_Work to be completed_
List all the lines in these records that hold "JSON".
----
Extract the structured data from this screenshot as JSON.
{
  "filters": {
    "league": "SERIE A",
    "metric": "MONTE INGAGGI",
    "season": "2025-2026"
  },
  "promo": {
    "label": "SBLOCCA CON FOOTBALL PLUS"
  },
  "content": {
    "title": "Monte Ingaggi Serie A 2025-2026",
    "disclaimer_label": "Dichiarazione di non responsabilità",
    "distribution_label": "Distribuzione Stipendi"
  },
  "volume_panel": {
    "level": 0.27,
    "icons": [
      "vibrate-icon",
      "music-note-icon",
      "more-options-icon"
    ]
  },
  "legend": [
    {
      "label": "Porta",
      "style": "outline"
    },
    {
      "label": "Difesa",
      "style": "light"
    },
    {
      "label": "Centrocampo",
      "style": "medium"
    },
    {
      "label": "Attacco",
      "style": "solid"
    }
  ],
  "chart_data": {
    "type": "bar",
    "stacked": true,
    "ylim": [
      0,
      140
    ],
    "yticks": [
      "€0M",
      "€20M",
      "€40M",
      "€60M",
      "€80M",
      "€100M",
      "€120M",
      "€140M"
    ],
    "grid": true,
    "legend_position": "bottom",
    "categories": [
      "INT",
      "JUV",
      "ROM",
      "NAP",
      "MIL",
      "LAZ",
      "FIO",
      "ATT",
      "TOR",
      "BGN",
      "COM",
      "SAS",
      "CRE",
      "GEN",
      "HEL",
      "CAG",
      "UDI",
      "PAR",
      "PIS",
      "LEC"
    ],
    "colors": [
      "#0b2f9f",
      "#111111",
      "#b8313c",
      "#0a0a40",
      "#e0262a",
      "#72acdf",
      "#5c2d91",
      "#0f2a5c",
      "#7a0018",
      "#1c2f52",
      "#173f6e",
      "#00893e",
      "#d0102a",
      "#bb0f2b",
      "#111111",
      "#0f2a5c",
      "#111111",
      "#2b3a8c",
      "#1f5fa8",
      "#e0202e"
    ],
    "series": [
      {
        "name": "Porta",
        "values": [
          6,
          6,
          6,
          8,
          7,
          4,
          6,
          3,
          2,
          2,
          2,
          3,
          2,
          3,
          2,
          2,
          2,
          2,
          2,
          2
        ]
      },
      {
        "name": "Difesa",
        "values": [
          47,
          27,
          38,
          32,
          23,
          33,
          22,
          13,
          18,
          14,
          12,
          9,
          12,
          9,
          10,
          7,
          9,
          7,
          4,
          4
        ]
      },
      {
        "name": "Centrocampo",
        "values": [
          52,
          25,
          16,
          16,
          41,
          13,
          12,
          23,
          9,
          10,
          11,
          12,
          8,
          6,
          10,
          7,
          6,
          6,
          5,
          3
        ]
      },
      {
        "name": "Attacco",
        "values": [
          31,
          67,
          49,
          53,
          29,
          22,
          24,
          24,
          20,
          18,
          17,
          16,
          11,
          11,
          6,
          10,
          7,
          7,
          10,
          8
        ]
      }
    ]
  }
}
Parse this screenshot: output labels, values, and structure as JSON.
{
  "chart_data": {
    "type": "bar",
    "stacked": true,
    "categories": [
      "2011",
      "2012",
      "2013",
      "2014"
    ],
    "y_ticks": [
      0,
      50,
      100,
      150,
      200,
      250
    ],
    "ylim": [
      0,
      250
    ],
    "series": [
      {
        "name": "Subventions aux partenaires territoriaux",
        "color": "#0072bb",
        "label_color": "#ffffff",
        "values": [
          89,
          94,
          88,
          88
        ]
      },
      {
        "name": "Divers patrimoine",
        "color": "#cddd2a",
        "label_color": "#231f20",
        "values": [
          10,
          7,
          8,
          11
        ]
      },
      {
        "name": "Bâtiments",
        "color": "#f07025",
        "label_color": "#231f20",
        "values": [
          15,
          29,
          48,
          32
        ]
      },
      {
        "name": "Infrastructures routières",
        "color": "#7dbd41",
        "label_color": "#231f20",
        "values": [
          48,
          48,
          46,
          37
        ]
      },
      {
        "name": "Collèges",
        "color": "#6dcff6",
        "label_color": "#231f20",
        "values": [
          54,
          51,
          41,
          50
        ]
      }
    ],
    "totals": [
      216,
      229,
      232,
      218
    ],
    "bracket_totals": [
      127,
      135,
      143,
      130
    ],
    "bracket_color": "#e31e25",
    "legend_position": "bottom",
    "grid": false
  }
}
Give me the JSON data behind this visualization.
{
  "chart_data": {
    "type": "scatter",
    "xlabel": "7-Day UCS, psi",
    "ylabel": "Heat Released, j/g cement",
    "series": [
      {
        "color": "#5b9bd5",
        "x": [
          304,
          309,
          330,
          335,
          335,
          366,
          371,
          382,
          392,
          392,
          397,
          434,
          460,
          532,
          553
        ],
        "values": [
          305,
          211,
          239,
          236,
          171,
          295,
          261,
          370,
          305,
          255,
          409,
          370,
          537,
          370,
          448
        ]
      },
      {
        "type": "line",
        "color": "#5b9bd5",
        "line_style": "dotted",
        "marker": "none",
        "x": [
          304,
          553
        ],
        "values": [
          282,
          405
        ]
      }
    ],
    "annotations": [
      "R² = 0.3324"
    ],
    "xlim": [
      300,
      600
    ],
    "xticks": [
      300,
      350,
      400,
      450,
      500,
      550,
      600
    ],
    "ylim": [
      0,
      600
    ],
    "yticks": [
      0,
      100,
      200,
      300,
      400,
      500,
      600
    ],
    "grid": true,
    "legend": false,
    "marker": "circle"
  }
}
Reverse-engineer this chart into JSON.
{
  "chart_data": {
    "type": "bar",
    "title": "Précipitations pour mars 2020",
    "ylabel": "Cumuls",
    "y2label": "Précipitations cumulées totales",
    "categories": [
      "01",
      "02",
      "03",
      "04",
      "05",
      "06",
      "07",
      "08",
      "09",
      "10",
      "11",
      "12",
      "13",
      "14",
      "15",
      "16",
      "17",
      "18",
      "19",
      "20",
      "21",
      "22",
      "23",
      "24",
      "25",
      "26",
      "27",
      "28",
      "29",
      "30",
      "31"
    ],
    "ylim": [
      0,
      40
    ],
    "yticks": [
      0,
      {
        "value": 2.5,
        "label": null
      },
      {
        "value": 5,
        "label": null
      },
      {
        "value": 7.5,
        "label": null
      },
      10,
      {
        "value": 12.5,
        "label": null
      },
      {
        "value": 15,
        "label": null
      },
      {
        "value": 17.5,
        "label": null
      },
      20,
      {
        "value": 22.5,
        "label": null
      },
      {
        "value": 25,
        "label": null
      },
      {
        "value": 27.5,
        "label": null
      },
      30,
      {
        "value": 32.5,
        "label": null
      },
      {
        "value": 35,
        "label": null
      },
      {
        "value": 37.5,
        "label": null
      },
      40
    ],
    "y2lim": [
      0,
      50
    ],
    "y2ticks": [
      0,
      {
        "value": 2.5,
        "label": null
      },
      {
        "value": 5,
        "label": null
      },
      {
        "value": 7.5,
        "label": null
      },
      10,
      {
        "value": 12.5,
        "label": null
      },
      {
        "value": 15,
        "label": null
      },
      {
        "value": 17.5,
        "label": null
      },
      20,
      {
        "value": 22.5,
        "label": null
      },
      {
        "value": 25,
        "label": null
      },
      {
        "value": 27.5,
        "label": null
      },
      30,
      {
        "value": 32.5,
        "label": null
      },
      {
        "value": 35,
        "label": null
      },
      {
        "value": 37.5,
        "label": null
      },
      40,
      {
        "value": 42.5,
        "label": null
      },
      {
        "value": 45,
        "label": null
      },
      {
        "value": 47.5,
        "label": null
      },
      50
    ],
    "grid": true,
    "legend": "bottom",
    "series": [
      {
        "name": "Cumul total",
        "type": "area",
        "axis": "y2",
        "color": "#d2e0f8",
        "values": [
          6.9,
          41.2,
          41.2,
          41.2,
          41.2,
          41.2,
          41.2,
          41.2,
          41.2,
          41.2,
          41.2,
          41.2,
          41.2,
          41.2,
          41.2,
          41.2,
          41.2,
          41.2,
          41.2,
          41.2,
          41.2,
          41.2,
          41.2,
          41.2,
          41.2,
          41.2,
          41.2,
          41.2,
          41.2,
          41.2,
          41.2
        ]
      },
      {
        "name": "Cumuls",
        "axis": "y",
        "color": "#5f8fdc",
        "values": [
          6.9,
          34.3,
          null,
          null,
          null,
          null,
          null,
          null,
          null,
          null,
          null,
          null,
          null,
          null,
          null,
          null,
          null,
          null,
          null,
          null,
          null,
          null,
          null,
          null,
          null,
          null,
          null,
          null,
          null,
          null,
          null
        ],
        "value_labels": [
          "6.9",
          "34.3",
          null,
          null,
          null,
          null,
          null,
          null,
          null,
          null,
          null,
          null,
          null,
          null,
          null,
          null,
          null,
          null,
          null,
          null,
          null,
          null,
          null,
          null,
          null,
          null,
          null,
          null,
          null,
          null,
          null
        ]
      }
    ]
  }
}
----
_Worked answer_
Extract the structured data from this screenshot as JSON.
Parse this screenshot: output labels, values, and structure as JSON.
Give me the JSON data behind this visualization.
Reverse-engineer this chart into JSON.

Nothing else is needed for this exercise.